Set task
Pull out each line of the data that includes the word "Iron".

Saved entries:
______

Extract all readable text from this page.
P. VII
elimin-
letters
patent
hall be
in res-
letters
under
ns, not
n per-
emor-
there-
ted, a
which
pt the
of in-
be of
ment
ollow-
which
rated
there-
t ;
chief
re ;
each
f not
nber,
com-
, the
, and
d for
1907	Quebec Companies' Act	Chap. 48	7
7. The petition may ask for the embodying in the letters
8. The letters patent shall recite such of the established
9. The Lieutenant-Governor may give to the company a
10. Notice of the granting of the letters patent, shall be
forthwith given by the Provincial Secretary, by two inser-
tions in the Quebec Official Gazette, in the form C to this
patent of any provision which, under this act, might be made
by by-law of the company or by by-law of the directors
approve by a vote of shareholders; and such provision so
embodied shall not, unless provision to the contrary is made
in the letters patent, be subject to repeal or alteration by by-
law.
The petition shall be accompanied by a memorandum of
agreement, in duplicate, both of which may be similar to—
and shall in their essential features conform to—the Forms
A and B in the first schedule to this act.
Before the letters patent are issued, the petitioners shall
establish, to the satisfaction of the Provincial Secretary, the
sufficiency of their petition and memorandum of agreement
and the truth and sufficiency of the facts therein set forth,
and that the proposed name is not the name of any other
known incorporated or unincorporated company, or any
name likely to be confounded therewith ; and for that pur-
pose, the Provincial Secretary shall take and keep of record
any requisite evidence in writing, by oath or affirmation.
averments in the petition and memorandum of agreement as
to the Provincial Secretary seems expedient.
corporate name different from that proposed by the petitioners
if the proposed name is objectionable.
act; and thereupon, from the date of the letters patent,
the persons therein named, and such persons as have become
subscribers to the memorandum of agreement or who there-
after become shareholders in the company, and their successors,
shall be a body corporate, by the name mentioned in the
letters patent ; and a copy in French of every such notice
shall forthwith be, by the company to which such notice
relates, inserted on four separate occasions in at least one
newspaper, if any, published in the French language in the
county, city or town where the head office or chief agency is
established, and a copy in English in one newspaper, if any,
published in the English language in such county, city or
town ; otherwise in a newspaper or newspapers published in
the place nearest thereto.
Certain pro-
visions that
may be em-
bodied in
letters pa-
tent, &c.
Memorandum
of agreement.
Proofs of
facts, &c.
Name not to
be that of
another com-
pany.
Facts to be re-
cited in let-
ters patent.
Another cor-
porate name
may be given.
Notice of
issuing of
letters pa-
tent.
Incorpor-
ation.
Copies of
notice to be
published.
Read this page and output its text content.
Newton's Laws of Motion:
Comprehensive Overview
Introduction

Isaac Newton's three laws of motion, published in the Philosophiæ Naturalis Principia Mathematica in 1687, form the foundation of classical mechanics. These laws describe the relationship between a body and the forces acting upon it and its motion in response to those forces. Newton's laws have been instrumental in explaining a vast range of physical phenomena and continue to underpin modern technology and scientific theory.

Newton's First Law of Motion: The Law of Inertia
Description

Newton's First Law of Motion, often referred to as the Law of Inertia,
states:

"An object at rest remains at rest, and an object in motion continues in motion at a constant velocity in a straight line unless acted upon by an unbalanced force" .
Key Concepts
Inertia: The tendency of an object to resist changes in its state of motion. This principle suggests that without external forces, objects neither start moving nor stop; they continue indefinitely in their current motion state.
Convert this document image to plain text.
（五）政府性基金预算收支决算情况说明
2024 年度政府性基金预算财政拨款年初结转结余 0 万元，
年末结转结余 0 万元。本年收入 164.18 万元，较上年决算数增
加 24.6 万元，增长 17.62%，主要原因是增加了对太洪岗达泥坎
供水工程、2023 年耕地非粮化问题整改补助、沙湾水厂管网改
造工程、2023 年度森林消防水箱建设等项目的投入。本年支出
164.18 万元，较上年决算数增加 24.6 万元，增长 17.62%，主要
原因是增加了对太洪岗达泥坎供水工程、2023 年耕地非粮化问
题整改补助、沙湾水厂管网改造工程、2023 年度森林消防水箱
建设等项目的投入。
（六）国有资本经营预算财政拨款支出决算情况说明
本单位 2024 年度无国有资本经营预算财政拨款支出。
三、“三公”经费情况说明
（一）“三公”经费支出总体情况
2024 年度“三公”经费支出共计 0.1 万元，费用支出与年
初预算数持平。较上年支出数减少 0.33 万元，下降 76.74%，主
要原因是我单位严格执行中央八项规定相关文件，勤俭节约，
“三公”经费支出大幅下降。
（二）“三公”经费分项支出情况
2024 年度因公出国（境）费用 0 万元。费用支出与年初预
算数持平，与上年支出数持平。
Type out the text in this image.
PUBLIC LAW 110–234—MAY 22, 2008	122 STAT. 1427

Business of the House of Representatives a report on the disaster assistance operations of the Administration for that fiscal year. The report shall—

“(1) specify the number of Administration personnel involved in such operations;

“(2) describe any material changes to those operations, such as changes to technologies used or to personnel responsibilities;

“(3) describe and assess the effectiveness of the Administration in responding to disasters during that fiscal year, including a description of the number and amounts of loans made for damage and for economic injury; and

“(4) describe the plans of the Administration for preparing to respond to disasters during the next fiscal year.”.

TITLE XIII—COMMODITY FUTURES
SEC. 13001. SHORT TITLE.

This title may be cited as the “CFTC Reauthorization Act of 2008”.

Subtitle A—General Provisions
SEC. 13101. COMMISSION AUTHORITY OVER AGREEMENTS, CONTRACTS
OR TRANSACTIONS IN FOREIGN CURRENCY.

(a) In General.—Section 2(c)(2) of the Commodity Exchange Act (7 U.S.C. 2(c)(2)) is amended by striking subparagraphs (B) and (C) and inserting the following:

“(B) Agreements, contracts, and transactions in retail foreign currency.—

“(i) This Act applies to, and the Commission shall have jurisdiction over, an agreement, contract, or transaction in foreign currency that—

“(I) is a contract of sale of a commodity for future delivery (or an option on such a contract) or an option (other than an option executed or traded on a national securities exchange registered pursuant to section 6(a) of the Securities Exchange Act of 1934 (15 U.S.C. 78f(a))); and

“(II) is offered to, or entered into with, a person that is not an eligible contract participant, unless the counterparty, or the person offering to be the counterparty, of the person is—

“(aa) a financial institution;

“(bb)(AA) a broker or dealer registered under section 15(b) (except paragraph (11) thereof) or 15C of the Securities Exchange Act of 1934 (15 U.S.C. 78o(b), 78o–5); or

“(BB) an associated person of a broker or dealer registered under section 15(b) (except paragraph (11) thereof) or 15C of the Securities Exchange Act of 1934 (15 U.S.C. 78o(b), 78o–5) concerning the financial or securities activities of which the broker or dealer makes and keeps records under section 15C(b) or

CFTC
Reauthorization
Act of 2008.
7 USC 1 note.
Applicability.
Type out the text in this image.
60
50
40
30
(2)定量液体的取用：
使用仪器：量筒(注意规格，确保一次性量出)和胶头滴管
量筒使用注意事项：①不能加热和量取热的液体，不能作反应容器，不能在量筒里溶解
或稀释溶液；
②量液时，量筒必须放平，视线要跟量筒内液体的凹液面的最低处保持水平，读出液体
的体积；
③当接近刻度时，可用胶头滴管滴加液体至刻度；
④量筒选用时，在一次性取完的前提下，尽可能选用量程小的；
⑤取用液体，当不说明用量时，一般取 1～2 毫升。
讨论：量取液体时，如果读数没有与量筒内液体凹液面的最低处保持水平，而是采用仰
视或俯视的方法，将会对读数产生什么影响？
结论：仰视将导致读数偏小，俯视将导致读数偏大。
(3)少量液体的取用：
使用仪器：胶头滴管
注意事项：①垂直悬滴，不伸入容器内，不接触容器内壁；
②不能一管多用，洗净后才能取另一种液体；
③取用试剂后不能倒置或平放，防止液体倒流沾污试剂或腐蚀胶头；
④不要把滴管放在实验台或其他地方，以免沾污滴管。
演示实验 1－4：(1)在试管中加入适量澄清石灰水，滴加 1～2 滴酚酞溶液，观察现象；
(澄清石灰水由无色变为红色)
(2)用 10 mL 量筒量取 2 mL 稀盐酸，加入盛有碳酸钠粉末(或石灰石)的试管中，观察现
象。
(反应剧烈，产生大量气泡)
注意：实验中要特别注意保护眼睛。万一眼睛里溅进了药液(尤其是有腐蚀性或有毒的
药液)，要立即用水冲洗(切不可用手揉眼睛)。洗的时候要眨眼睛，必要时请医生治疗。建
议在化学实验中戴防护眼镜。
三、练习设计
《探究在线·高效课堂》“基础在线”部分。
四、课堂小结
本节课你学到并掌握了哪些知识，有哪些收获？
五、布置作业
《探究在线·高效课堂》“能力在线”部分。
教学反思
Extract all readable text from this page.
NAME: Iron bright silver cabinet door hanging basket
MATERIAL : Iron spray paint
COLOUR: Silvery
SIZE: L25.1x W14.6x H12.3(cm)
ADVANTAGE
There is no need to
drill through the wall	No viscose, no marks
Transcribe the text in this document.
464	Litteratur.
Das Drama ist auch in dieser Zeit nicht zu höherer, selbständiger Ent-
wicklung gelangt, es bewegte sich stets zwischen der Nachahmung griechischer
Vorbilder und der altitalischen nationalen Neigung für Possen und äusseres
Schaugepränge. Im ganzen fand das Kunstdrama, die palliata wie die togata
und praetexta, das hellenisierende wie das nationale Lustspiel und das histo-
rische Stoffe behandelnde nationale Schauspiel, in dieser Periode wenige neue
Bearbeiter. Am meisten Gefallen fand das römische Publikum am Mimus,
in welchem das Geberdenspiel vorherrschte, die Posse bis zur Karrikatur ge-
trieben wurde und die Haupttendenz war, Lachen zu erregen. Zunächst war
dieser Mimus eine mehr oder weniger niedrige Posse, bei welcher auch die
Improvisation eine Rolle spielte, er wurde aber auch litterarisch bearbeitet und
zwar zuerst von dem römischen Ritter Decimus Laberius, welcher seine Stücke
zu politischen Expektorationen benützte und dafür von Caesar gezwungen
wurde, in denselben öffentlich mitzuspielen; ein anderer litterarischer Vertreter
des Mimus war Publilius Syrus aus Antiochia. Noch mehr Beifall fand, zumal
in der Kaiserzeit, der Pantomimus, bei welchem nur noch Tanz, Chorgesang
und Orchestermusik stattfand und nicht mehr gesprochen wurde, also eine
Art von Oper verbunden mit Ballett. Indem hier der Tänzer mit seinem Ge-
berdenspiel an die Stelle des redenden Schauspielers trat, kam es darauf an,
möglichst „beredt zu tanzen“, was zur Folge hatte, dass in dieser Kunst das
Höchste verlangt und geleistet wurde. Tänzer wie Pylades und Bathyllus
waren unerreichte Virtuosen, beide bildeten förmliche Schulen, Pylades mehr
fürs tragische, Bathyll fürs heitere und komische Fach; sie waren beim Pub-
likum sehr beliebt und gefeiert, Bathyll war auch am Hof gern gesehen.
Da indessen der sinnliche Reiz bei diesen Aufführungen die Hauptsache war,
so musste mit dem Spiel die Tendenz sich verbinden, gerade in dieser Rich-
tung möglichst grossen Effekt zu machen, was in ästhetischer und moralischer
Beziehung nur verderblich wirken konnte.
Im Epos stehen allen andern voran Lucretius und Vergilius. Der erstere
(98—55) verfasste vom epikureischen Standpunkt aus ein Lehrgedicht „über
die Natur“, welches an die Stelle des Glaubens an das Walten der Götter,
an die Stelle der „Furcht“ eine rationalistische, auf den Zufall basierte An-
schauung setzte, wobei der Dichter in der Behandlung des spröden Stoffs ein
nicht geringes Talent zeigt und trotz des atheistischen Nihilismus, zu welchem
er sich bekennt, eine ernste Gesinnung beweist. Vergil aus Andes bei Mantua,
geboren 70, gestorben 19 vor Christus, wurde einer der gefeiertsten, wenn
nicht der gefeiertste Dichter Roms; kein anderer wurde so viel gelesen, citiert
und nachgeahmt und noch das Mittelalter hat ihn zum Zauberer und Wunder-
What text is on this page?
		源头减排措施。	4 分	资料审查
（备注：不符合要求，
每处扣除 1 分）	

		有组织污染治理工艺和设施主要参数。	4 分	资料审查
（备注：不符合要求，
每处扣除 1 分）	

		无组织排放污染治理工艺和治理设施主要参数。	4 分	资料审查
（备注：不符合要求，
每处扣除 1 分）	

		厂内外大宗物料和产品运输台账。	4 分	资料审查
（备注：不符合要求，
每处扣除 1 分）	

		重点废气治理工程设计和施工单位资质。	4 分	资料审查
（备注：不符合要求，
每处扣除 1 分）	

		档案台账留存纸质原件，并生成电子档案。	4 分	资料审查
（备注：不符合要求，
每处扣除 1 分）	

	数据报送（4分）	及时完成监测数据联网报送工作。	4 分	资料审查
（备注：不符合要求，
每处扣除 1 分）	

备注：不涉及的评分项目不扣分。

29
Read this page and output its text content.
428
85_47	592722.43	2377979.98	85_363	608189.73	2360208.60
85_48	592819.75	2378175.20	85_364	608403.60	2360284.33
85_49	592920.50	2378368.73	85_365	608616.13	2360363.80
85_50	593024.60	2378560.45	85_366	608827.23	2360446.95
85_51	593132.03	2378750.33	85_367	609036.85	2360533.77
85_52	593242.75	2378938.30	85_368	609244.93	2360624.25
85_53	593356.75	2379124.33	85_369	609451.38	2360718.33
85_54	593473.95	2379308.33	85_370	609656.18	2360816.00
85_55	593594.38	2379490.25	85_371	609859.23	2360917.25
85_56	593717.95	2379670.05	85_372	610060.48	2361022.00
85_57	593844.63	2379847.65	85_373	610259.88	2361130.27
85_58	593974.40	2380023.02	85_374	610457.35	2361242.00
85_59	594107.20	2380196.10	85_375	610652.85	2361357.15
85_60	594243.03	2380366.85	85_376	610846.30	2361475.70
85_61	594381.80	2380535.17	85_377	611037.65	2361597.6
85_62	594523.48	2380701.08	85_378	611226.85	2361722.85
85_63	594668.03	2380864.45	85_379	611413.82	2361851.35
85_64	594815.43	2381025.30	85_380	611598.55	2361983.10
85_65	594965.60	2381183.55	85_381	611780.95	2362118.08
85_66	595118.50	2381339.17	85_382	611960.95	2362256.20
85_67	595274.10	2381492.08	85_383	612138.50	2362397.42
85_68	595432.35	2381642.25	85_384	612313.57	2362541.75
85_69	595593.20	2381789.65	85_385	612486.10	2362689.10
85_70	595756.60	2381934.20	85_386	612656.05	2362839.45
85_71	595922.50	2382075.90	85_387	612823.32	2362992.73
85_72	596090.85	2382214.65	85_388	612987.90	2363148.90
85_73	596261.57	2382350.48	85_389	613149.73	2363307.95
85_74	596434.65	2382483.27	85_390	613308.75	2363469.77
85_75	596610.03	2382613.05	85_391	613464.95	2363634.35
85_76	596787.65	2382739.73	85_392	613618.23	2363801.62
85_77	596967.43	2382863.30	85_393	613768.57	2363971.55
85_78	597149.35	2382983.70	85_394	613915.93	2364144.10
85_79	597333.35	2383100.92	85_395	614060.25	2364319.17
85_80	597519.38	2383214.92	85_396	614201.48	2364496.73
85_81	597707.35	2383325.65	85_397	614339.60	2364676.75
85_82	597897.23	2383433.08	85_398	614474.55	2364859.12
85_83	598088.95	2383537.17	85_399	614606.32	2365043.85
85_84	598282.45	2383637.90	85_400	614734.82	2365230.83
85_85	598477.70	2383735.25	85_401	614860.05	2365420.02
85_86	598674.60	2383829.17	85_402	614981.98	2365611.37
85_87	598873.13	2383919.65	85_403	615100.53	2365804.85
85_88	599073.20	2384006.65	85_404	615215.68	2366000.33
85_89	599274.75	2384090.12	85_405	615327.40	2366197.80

______

Task solution
NAME: Iron bright silver cabinet door hanging basket
MATERIAL : Iron spray paint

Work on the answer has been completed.